*The problem*:
Write out the rows below verbatim, beginning with the first row and stopping after the row that contains "- x-tick-label: Very dissatisfied: [572, 476, 683, 493]".
── Available records
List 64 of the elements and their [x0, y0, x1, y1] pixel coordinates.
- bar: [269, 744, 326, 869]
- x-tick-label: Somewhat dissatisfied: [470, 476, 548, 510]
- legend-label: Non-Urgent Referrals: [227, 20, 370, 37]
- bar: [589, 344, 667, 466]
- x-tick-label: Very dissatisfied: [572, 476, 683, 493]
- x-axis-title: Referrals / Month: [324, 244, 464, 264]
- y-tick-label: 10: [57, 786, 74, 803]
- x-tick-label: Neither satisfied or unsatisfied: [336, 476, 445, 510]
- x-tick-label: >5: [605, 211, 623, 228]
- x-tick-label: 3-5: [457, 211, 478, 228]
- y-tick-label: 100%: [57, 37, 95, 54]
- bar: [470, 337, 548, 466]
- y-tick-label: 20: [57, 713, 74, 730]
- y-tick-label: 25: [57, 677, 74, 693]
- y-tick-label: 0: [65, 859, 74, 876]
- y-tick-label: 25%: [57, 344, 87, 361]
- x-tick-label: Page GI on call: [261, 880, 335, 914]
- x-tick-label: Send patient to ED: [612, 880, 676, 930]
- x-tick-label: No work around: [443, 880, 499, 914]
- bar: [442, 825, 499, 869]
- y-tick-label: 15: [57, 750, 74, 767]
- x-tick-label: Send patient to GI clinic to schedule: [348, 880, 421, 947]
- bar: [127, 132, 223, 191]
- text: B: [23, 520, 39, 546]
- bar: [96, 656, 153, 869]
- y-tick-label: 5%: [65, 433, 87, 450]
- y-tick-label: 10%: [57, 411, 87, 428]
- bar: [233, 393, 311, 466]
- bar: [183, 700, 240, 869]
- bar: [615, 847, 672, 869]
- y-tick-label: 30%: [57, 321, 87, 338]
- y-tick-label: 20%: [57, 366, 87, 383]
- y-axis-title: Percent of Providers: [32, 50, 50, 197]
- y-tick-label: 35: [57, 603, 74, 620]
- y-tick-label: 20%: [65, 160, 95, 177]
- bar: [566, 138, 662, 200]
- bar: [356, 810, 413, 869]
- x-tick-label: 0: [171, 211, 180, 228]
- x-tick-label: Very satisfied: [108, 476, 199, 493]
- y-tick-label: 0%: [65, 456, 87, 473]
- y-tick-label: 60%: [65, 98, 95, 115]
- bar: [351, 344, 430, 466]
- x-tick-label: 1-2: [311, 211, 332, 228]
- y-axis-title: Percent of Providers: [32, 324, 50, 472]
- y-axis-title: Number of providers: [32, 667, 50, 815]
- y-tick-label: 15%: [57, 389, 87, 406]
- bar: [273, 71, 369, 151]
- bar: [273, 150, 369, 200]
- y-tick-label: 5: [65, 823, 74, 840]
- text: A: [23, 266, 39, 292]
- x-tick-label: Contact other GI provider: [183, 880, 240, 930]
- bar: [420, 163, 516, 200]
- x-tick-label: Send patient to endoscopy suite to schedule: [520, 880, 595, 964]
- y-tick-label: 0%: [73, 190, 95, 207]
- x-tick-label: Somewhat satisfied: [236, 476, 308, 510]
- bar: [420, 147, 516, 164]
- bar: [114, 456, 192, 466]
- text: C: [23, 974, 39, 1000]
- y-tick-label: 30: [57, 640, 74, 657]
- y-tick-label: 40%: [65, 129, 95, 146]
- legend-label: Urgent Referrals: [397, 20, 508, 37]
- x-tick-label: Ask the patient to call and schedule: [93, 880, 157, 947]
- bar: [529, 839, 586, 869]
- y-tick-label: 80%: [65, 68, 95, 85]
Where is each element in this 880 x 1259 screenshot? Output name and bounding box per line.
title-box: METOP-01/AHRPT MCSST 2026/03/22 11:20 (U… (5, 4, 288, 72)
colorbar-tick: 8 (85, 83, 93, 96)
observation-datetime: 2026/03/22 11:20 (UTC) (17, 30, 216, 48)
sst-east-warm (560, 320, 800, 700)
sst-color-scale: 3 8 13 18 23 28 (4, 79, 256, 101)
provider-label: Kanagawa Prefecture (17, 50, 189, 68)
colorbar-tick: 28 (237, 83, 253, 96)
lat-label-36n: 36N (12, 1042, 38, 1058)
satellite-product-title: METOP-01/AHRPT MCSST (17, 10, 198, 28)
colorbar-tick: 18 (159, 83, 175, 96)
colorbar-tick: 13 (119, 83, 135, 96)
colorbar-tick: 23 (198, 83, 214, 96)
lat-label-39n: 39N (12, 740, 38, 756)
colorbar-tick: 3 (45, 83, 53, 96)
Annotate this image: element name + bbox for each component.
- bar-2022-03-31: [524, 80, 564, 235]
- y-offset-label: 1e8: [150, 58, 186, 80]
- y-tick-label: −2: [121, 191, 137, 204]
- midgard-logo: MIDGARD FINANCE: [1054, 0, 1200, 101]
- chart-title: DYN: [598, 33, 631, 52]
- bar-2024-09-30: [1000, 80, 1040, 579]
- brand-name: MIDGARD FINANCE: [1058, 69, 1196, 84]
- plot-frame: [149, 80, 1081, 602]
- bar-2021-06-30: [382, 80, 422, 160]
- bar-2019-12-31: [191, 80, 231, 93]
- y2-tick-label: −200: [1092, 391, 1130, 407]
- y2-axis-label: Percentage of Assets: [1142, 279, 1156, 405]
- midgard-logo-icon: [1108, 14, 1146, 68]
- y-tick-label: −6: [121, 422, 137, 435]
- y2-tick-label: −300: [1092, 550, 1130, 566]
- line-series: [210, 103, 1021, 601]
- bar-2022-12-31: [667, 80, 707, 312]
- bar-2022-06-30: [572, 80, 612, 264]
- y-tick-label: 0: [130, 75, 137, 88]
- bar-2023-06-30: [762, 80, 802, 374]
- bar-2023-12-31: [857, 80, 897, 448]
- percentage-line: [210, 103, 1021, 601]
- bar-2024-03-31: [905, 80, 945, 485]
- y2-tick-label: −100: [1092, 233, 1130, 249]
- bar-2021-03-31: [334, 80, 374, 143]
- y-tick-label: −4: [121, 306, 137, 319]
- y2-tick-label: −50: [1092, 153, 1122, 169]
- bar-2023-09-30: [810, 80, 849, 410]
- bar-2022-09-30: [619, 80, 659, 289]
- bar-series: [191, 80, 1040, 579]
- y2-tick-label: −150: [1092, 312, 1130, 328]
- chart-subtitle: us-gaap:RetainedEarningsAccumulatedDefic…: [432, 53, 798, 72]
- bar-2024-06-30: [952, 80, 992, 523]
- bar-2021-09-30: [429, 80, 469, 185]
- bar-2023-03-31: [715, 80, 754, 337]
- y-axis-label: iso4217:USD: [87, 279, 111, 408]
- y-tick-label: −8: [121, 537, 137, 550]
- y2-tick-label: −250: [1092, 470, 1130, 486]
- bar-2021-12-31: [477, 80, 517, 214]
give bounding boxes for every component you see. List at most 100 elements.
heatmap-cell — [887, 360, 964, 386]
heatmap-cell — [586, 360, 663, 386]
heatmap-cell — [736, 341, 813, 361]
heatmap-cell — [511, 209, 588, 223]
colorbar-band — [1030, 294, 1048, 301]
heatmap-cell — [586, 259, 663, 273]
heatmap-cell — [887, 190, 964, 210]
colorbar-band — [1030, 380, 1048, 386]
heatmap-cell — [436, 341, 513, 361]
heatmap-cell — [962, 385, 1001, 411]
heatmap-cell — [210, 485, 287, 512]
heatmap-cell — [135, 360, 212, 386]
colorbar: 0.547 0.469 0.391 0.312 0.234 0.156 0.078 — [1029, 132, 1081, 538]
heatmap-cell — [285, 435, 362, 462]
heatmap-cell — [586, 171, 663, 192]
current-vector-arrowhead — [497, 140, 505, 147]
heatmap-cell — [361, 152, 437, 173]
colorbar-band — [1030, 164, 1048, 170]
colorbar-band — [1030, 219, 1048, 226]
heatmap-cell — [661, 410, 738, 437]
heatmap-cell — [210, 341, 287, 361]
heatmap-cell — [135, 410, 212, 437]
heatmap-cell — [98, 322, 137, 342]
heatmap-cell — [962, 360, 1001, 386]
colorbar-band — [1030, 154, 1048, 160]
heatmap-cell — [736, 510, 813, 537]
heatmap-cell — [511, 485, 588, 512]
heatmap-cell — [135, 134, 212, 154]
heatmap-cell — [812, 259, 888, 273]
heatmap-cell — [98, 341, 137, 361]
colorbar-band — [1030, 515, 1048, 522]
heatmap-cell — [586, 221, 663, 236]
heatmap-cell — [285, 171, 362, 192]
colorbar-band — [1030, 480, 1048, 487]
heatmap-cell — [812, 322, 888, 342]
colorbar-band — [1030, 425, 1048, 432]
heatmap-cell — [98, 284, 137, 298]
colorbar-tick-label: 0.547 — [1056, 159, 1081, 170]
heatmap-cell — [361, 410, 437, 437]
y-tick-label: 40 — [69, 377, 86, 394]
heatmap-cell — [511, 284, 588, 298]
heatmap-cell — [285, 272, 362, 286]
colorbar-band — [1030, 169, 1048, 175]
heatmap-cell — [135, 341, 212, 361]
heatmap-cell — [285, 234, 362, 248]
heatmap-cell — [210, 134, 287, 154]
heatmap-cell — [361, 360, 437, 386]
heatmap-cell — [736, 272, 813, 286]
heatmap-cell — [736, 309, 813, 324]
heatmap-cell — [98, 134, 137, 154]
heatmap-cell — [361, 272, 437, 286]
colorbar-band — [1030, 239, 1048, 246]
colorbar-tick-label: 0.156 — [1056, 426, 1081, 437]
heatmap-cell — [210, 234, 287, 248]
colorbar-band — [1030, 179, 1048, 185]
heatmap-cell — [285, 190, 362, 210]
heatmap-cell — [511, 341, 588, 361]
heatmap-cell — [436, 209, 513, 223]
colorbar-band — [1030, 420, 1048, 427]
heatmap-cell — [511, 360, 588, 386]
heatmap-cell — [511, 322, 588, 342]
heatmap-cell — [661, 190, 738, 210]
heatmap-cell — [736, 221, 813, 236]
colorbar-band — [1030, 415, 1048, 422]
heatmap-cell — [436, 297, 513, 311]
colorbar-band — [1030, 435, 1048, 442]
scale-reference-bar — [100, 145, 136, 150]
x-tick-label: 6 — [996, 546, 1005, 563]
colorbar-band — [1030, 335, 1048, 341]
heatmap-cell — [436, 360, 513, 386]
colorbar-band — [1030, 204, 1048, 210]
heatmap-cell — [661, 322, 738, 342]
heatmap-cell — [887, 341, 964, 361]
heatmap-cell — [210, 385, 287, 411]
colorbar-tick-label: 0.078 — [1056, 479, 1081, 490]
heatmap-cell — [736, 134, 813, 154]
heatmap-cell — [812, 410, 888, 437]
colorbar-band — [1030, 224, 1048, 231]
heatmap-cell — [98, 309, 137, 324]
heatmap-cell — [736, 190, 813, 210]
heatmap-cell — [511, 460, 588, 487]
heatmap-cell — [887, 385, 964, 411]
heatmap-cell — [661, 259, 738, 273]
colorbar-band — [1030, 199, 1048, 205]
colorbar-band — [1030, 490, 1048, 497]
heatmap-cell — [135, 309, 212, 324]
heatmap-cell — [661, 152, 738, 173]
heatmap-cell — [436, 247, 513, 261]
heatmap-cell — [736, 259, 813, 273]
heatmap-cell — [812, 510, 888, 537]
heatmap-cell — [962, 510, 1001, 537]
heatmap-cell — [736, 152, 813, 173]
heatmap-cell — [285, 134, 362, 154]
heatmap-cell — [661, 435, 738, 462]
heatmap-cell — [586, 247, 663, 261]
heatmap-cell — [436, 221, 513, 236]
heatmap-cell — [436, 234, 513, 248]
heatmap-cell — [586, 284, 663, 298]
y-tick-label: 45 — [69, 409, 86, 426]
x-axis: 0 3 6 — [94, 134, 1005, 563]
────
*Completed exercise*:
List 64 of the elements and their [x0, y0, x1, y1] pixel coordinates.
- bar: [269, 744, 326, 869]
- x-tick-label: Somewhat dissatisfied: [470, 476, 548, 510]
- legend-label: Non-Urgent Referrals: [227, 20, 370, 37]
- bar: [589, 344, 667, 466]
- x-tick-label: Very dissatisfied: [572, 476, 683, 493]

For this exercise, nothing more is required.